**WHAT IS EXPECTED**.
Quote the entries in full, character for character, without their images.

Records about charts and figures:
>> start

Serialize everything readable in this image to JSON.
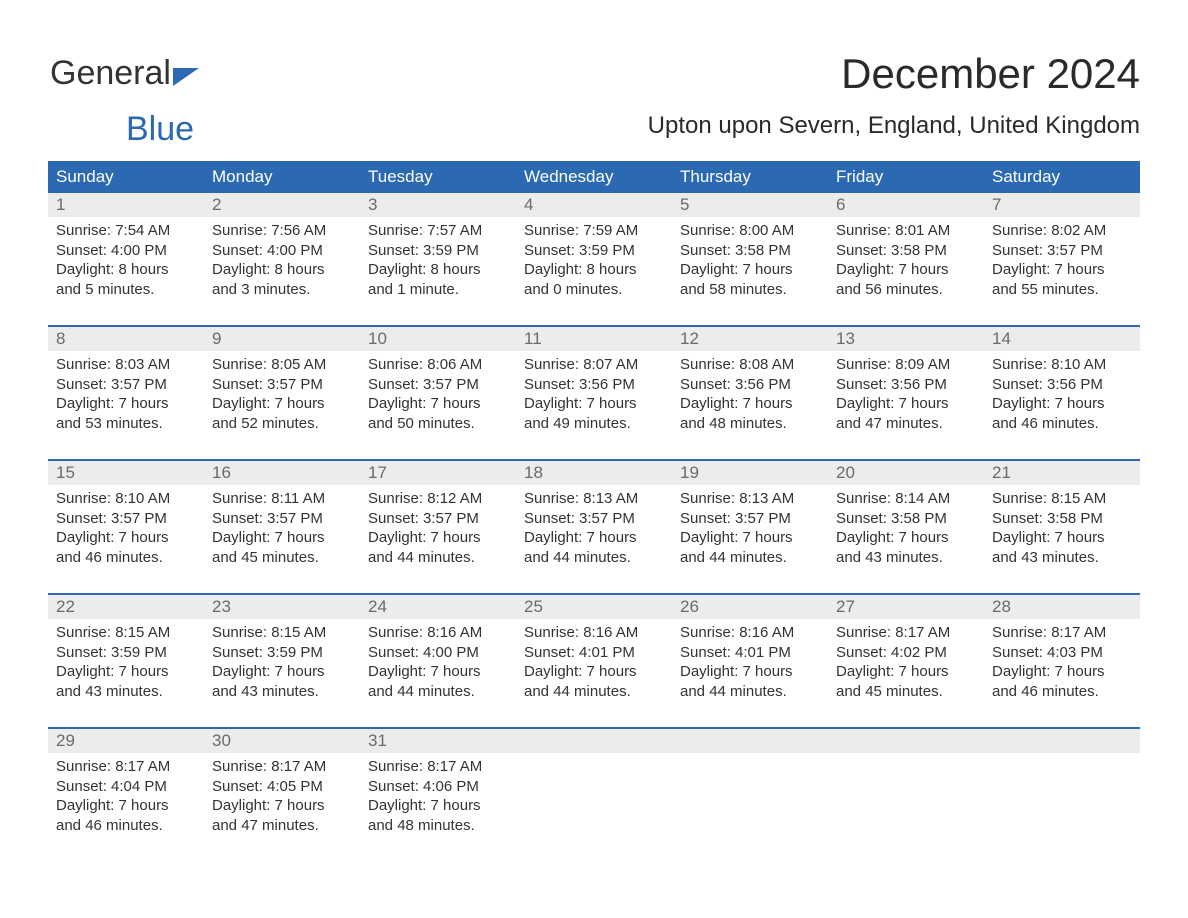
{
  "brand": {
    "word1": "General",
    "word2": "Blue"
  },
  "title": "December 2024",
  "location": "Upton upon Severn, England, United Kingdom",
  "colors": {
    "header_bg": "#2b6ab3",
    "header_text": "#ffffff",
    "daynum_bg": "#ececec",
    "daynum_text": "#6b6b6b",
    "body_text": "#333333",
    "rule": "#2b6ab3",
    "page_bg": "#ffffff"
  },
  "weekdays": [
    "Sunday",
    "Monday",
    "Tuesday",
    "Wednesday",
    "Thursday",
    "Friday",
    "Saturday"
  ],
  "weeks": [
    [
      {
        "n": "1",
        "sunrise": "Sunrise: 7:54 AM",
        "sunset": "Sunset: 4:00 PM",
        "daylight": "Daylight: 8 hours and 5 minutes."
      },
      {
        "n": "2",
        "sunrise": "Sunrise: 7:56 AM",
        "sunset": "Sunset: 4:00 PM",
        "daylight": "Daylight: 8 hours and 3 minutes."
      },
      {
        "n": "3",
        "sunrise": "Sunrise: 7:57 AM",
        "sunset": "Sunset: 3:59 PM",
        "daylight": "Daylight: 8 hours and 1 minute."
      },
      {
        "n": "4",
        "sunrise": "Sunrise: 7:59 AM",
        "sunset": "Sunset: 3:59 PM",
        "daylight": "Daylight: 8 hours and 0 minutes."
      },
      {
        "n": "5",
        "sunrise": "Sunrise: 8:00 AM",
        "sunset": "Sunset: 3:58 PM",
        "daylight": "Daylight: 7 hours and 58 minutes."
      },
      {
        "n": "6",
        "sunrise": "Sunrise: 8:01 AM",
        "sunset": "Sunset: 3:58 PM",
        "daylight": "Daylight: 7 hours and 56 minutes."
      },
      {
        "n": "7",
        "sunrise": "Sunrise: 8:02 AM",
        "sunset": "Sunset: 3:57 PM",
        "daylight": "Daylight: 7 hours and 55 minutes."
      }
    ],
    [
      {
        "n": "8",
        "sunrise": "Sunrise: 8:03 AM",
        "sunset": "Sunset: 3:57 PM",
        "daylight": "Daylight: 7 hours and 53 minutes."
      },
      {
        "n": "9",
        "sunrise": "Sunrise: 8:05 AM",
        "sunset": "Sunset: 3:57 PM",
        "daylight": "Daylight: 7 hours and 52 minutes."
      },
      {
        "n": "10",
        "sunrise": "Sunrise: 8:06 AM",
        "sunset": "Sunset: 3:57 PM",
        "daylight": "Daylight: 7 hours and 50 minutes."
      },
      {
        "n": "11",
        "sunrise": "Sunrise: 8:07 AM",
        "sunset": "Sunset: 3:56 PM",
        "daylight": "Daylight: 7 hours and 49 minutes."
      },
      {
        "n": "12",
        "sunrise": "Sunrise: 8:08 AM",
        "sunset": "Sunset: 3:56 PM",
        "daylight": "Daylight: 7 hours and 48 minutes."
      },
      {
        "n": "13",
        "sunrise": "Sunrise: 8:09 AM",
        "sunset": "Sunset: 3:56 PM",
        "daylight": "Daylight: 7 hours and 47 minutes."
      },
      {
        "n": "14",
        "sunrise": "Sunrise: 8:10 AM",
        "sunset": "Sunset: 3:56 PM",
        "daylight": "Daylight: 7 hours and 46 minutes."
      }
    ],
    [
      {
        "n": "15",
        "sunrise": "Sunrise: 8:10 AM",
        "sunset": "Sunset: 3:57 PM",
        "daylight": "Daylight: 7 hours and 46 minutes."
      },
      {
        "n": "16",
        "sunrise": "Sunrise: 8:11 AM",
        "sunset": "Sunset: 3:57 PM",
        "daylight": "Daylight: 7 hours and 45 minutes."
      },
      {
        "n": "17",
        "sunrise": "Sunrise: 8:12 AM",
        "sunset": "Sunset: 3:57 PM",
        "daylight": "Daylight: 7 hours and 44 minutes."
      },
      {
        "n": "18",
        "sunrise": "Sunrise: 8:13 AM",
        "sunset": "Sunset: 3:57 PM",
        "daylight": "Daylight: 7 hours and 44 minutes."
      },
      {
        "n": "19",
        "sunrise": "Sunrise: 8:13 AM",
        "sunset": "Sunset: 3:57 PM",
        "daylight": "Daylight: 7 hours and 44 minutes."
      },
      {
        "n": "20",
        "sunrise": "Sunrise: 8:14 AM",
        "sunset": "Sunset: 3:58 PM",
        "daylight": "Daylight: 7 hours and 43 minutes."
      },
      {
        "n": "21",
        "sunrise": "Sunrise: 8:15 AM",
        "sunset": "Sunset: 3:58 PM",
        "daylight": "Daylight: 7 hours and 43 minutes."
      }
    ],
    [
      {
        "n": "22",
        "sunrise": "Sunrise: 8:15 AM",
        "sunset": "Sunset: 3:59 PM",
        "daylight": "Daylight: 7 hours and 43 minutes."
      },
      {
        "n": "23",
        "sunrise": "Sunrise: 8:15 AM",
        "sunset": "Sunset: 3:59 PM",
        "daylight": "Daylight: 7 hours and 43 minutes."
      },
      {
        "n": "24",
        "sunrise": "Sunrise: 8:16 AM",
        "sunset": "Sunset: 4:00 PM",
        "daylight": "Daylight: 7 hours and 44 minutes."
      },
      {
        "n": "25",
        "sunrise": "Sunrise: 8:16 AM",
        "sunset": "Sunset: 4:01 PM",
        "daylight": "Daylight: 7 hours and 44 minutes."
      },
      {
        "n": "26",
        "sunrise": "Sunrise: 8:16 AM",
        "sunset": "Sunset: 4:01 PM",
        "daylight": "Daylight: 7 hours and 44 minutes."
      },
      {
        "n": "27",
        "sunrise": "Sunrise: 8:17 AM",
        "sunset": "Sunset: 4:02 PM",
        "daylight": "Daylight: 7 hours and 45 minutes."
      },
      {
        "n": "28",
        "sunrise": "Sunrise: 8:17 AM",
        "sunset": "Sunset: 4:03 PM",
        "daylight": "Daylight: 7 hours and 46 minutes."
      }
    ],
    [
      {
        "n": "29",
        "sunrise": "Sunrise: 8:17 AM",
        "sunset": "Sunset: 4:04 PM",
        "daylight": "Daylight: 7 hours and 46 minutes."
      },
      {
        "n": "30",
        "sunrise": "Sunrise: 8:17 AM",
        "sunset": "Sunset: 4:05 PM",
        "daylight": "Daylight: 7 hours and 47 minutes."
      },
      {
        "n": "31",
        "sunrise": "Sunrise: 8:17 AM",
        "sunset": "Sunset: 4:06 PM",
        "daylight": "Daylight: 7 hours and 48 minutes."
      },
      null,
      null,
      null,
      null
    ]
  ],
  "typography": {
    "title_fontsize": 42,
    "location_fontsize": 24,
    "weekday_fontsize": 17,
    "daynum_fontsize": 17,
    "body_fontsize": 15
  }
}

>> end

**ANSWER FOR THE TASK**.
Serialize everything readable in this image to JSON.
{
  "brand": {
    "word1": "General",
    "word2": "Blue"
  },
  "title": "December 2024",
  "location": "Upton upon Severn, England, United Kingdom",
  "colors": {
    "header_bg": "#2b6ab3",
    "header_text": "#ffffff",
    "daynum_bg": "#ececec",
    "daynum_text": "#6b6b6b",
    "body_text": "#333333",
    "rule": "#2b6ab3",
    "page_bg": "#ffffff"
  },
  "weekdays": [
    "Sunday",
    "Monday",
    "Tuesday",
    "Wednesday",
    "Thursday",
    "Friday",
    "Saturday"
  ],
  "weeks": [
    [
      {
        "n": "1",
        "sunrise": "Sunrise: 7:54 AM",
        "sunset": "Sunset: 4:00 PM",
        "daylight": "Daylight: 8 hours and 5 minutes."
      },
      {
        "n": "2",
        "sunrise": "Sunrise: 7:56 AM",
        "sunset": "Sunset: 4:00 PM",
        "daylight": "Daylight: 8 hours and 3 minutes."
      },
      {
        "n": "3",
        "sunrise": "Sunrise: 7:57 AM",
        "sunset": "Sunset: 3:59 PM",
        "daylight": "Daylight: 8 hours and 1 minute."
      },
      {
        "n": "4",
        "sunrise": "Sunrise: 7:59 AM",
        "sunset": "Sunset: 3:59 PM",
        "daylight": "Daylight: 8 hours and 0 minutes."
      },
      {
        "n": "5",
        "sunrise": "Sunrise: 8:00 AM",
        "sunset": "Sunset: 3:58 PM",
        "daylight": "Daylight: 7 hours and 58 minutes."
      },
      {
        "n": "6",
        "sunrise": "Sunrise: 8:01 AM",
        "sunset": "Sunset: 3:58 PM",
        "daylight": "Daylight: 7 hours and 56 minutes."
      },
      {
        "n": "7",
        "sunrise": "Sunrise: 8:02 AM",
        "sunset": "Sunset: 3:57 PM",
        "daylight": "Daylight: 7 hours and 55 minutes."
      }
    ],
    [
      {
        "n": "8",
        "sunrise": "Sunrise: 8:03 AM",
        "sunset": "Sunset: 3:57 PM",
        "daylight": "Daylight: 7 hours and 53 minutes."
      },
      {
        "n": "9",
        "sunrise": "Sunrise: 8:05 AM",
        "sunset": "Sunset: 3:57 PM",
        "daylight": "Daylight: 7 hours and 52 minutes."
      },
      {
        "n": "10",
        "sunrise": "Sunrise: 8:06 AM",
        "sunset": "Sunset: 3:57 PM",
        "daylight": "Daylight: 7 hours and 50 minutes."
      },
      {
        "n": "11",
        "sunrise": "Sunrise: 8:07 AM",
        "sunset": "Sunset: 3:56 PM",
        "daylight": "Daylight: 7 hours and 49 minutes."
      },
      {
        "n": "12",
        "sunrise": "Sunrise: 8:08 AM",
        "sunset": "Sunset: 3:56 PM",
        "daylight": "Daylight: 7 hours and 48 minutes."
      },
      {
        "n": "13",
        "sunrise": "Sunrise: 8:09 AM",
        "sunset": "Sunset: 3:56 PM",
        "daylight": "Daylight: 7 hours and 47 minutes."
      },
      {
        "n": "14",
        "sunrise": "Sunrise: 8:10 AM",
        "sunset": "Sunset: 3:56 PM",
        "daylight": "Daylight: 7 hours and 46 minutes."
      }
    ],
    [
      {
        "n": "15",
        "sunrise": "Sunrise: 8:10 AM",
        "sunset": "Sunset: 3:57 PM",
        "daylight": "Daylight: 7 hours and 46 minutes."
      },
      {
        "n": "16",
        "sunrise": "Sunrise: 8:11 AM",
        "sunset": "Sunset: 3:57 PM",
        "daylight": "Daylight: 7 hours and 45 minutes."
      },
      {
        "n": "17",
        "sunrise": "Sunrise: 8:12 AM",
        "sunset": "Sunset: 3:57 PM",
        "daylight": "Daylight: 7 hours and 44 minutes."
      },
      {
        "n": "18",
        "sunrise": "Sunrise: 8:13 AM",
        "sunset": "Sunset: 3:57 PM",
        "daylight": "Daylight: 7 hours and 44 minutes."
      },
      {
        "n": "19",
        "sunrise": "Sunrise: 8:13 AM",
        "sunset": "Sunset: 3:57 PM",
        "daylight": "Daylight: 7 hours and 44 minutes."
      },
      {
        "n": "20",
        "sunrise": "Sunrise: 8:14 AM",
        "sunset": "Sunset: 3:58 PM",
        "daylight": "Daylight: 7 hours and 43 minutes."
      },
      {
        "n": "21",
        "sunrise": "Sunrise: 8:15 AM",
        "sunset": "Sunset: 3:58 PM",
        "daylight": "Daylight: 7 hours and 43 minutes."
      }
    ],
    [
      {
        "n": "22",
        "sunrise": "Sunrise: 8:15 AM",
        "sunset": "Sunset: 3:59 PM",
        "daylight": "Daylight: 7 hours and 43 minutes."
      },
      {
        "n": "23",
        "sunrise": "Sunrise: 8:15 AM",
        "sunset": "Sunset: 3:59 PM",
        "daylight": "Daylight: 7 hours and 43 minutes."
      },
      {
        "n": "24",
        "sunrise": "Sunrise: 8:16 AM",
        "sunset": "Sunset: 4:00 PM",
        "daylight": "Daylight: 7 hours and 44 minutes."
      },
      {
        "n": "25",
        "sunrise": "Sunrise: 8:16 AM",
        "sunset": "Sunset: 4:01 PM",
        "daylight": "Daylight: 7 hours and 44 minutes."
      },
      {
        "n": "26",
        "sunrise": "Sunrise: 8:16 AM",
        "sunset": "Sunset: 4:01 PM",
        "daylight": "Daylight: 7 hours and 44 minutes."
      },
      {
        "n": "27",
        "sunrise": "Sunrise: 8:17 AM",
        "sunset": "Sunset: 4:02 PM",
        "daylight": "Daylight: 7 hours and 45 minutes."
      },
      {
        "n": "28",
        "sunrise": "Sunrise: 8:17 AM",
        "sunset": "Sunset: 4:03 PM",
        "daylight": "Daylight: 7 hours and 46 minutes."
      }
    ],
    [
      {
        "n": "29",
        "sunrise": "Sunrise: 8:17 AM",
        "sunset": "Sunset: 4:04 PM",
        "daylight": "Daylight: 7 hours and 46 minutes."
      },
      {
        "n": "30",
        "sunrise": "Sunrise: 8:17 AM",
        "sunset": "Sunset: 4:05 PM",
        "daylight": "Daylight: 7 hours and 47 minutes."
      },
      {
        "n": "31",
        "sunrise": "Sunrise: 8:17 AM",
        "sunset": "Sunset: 4:06 PM",
        "daylight": "Daylight: 7 hours and 48 minutes."
      },
      null,
      null,
      null,
      null
    ]
  ],
  "typography": {
    "title_fontsize": 42,
    "location_fontsize": 24,
    "weekday_fontsize": 17,
    "daynum_fontsize": 17,
    "body_fontsize": 15
  }
}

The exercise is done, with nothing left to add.